• [Problem description] Take the listing and print it in full, exactly as given.

[Data entries for graphics]
━━━━━━━━━━
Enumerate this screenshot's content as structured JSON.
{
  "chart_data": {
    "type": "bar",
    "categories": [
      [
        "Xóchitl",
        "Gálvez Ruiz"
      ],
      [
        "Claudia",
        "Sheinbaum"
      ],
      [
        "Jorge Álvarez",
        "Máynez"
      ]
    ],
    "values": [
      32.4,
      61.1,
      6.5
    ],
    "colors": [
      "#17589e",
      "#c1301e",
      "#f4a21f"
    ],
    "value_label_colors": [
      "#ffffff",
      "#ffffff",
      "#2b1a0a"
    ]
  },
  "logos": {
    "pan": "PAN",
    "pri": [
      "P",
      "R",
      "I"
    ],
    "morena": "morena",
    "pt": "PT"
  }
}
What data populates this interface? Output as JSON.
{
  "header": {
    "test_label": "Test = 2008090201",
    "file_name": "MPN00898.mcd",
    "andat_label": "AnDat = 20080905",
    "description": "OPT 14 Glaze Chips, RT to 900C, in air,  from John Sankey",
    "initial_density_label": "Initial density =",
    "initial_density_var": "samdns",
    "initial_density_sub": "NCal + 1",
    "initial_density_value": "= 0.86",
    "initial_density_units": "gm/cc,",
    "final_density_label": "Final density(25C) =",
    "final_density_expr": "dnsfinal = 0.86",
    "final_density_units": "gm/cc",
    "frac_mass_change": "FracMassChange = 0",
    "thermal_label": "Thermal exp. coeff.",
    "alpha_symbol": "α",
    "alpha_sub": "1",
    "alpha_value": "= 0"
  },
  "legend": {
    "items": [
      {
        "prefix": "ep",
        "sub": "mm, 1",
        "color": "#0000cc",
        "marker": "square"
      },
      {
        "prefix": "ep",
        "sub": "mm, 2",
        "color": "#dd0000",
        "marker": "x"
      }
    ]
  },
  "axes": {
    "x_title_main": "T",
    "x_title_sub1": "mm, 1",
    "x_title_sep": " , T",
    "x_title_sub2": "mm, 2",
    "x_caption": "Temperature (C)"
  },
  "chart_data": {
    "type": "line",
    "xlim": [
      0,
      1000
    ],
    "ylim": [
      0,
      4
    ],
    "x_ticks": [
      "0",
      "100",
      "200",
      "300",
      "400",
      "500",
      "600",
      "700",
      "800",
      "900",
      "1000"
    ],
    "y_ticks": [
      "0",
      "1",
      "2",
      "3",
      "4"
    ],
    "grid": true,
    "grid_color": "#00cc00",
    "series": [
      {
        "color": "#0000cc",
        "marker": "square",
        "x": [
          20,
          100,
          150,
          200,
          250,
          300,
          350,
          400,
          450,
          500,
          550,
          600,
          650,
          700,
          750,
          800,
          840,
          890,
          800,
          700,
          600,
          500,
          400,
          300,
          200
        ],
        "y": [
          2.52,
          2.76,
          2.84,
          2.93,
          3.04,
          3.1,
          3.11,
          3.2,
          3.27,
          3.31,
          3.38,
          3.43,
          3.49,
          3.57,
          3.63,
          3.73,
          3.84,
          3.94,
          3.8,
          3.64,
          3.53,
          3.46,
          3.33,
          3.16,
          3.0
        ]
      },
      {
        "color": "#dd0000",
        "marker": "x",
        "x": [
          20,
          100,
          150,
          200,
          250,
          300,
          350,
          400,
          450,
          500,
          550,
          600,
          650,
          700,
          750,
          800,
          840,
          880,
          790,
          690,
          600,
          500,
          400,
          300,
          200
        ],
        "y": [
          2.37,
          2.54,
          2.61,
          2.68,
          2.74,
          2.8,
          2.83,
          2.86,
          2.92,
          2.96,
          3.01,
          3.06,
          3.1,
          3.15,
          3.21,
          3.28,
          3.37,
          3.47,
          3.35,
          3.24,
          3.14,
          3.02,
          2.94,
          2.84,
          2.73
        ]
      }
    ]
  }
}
━━━━━━━━━━
• [Output of the exercise]
Enumerate this screenshot's content as structured JSON.
{
  "chart_data": {
    "type": "bar",
    "categories": [
      [
        "Xóchitl",
        "Gálvez Ruiz"
      ],
      [
        "Claudia",
        "Sheinbaum"
      ],
      [
        "Jorge Álvarez",
        "Máynez"
      ]
    ],
    "values": [
      32.4,
      61.1,
      6.5
    ],
    "colors": [
      "#17589e",
      "#c1301e",
      "#f4a21f"
    ],
    "value_label_colors": [
      "#ffffff",
      "#ffffff",
      "#2b1a0a"
    ]
  },
  "logos": {
    "pan": "PAN",
    "pri": [
      "P",
      "R",
      "I"
    ],
    "morena": "morena",
    "pt": "PT"
  }
}
What data populates this interface? Output as JSON.
{
  "header": {
    "test_label": "Test = 2008090201",
    "file_name": "MPN00898.mcd",
    "andat_label": "AnDat = 20080905",
    "description": "OPT 14 Glaze Chips, RT to 900C, in air,  from John Sankey",
    "initial_density_label": "Initial density =",
    "initial_density_var": "samdns",
    "initial_density_sub": "NCal + 1",
    "initial_density_value": "= 0.86",
    "initial_density_units": "gm/cc,",
    "final_density_label": "Final density(25C) =",
    "final_density_expr": "dnsfinal = 0.86",
    "final_density_units": "gm/cc",
    "frac_mass_change": "FracMassChange = 0",
    "thermal_label": "Thermal exp. coeff.",
    "alpha_symbol": "α",
    "alpha_sub": "1",
    "alpha_value": "= 0"
  },
  "legend": {
    "items": [
      {
        "prefix": "ep",
        "sub": "mm, 1",
        "color": "#0000cc",
        "marker": "square"
      },
      {
        "prefix": "ep",
        "sub": "mm, 2",
        "color": "#dd0000",
        "marker": "x"
      }
    ]
  },
  "axes": {
    "x_title_main": "T",
    "x_title_sub1": "mm, 1",
    "x_title_sep": " , T",
    "x_title_sub2": "mm, 2",
    "x_caption": "Temperature (C)"
  },
  "chart_data": {
    "type": "line",
    "xlim": [
      0,
      1000
    ],
    "ylim": [
      0,
      4
    ],
    "x_ticks": [
      "0",
      "100",
      "200",
      "300",
      "400",
      "500",
      "600",
      "700",
      "800",
      "900",
      "1000"
    ],
    "y_ticks": [
      "0",
      "1",
      "2",
      "3",
      "4"
    ],
    "grid": true,
    "grid_color": "#00cc00",
    "series": [
      {
        "color": "#0000cc",
        "marker": "square",
        "x": [
          20,
          100,
          150,
          200,
          250,
          300,
          350,
          400,
          450,
          500,
          550,
          600,
          650,
          700,
          750,
          800,
          840,
          890,
          800,
          700,
          600,
          500,
          400,
          300,
          200
        ],
        "y": [
          2.52,
          2.76,
          2.84,
          2.93,
          3.04,
          3.1,
          3.11,
          3.2,
          3.27,
          3.31,
          3.38,
          3.43,
          3.49,
          3.57,
          3.63,
          3.73,
          3.84,
          3.94,
          3.8,
          3.64,
          3.53,
          3.46,
          3.33,
          3.16,
          3.0
        ]
      },
      {
        "color": "#dd0000",
        "marker": "x",
        "x": [
          20,
          100,
          150,
          200,
          250,
          300,
          350,
          400,
          450,
          500,
          550,
          600,
          650,
          700,
          750,
          800,
          840,
          880,
          790,
          690,
          600,
          500,
          400,
          300,
          200
        ],
        "y": [
          2.37,
          2.54,
          2.61,
          2.68,
          2.74,
          2.8,
          2.83,
          2.86,
          2.92,
          2.96,
          3.01,
          3.06,
          3.1,
          3.15,
          3.21,
          3.28,
          3.37,
          3.47,
          3.35,
          3.24,
          3.14,
          3.02,
          2.94,
          2.84,
          2.73
        ]
      }
    ]
  }
}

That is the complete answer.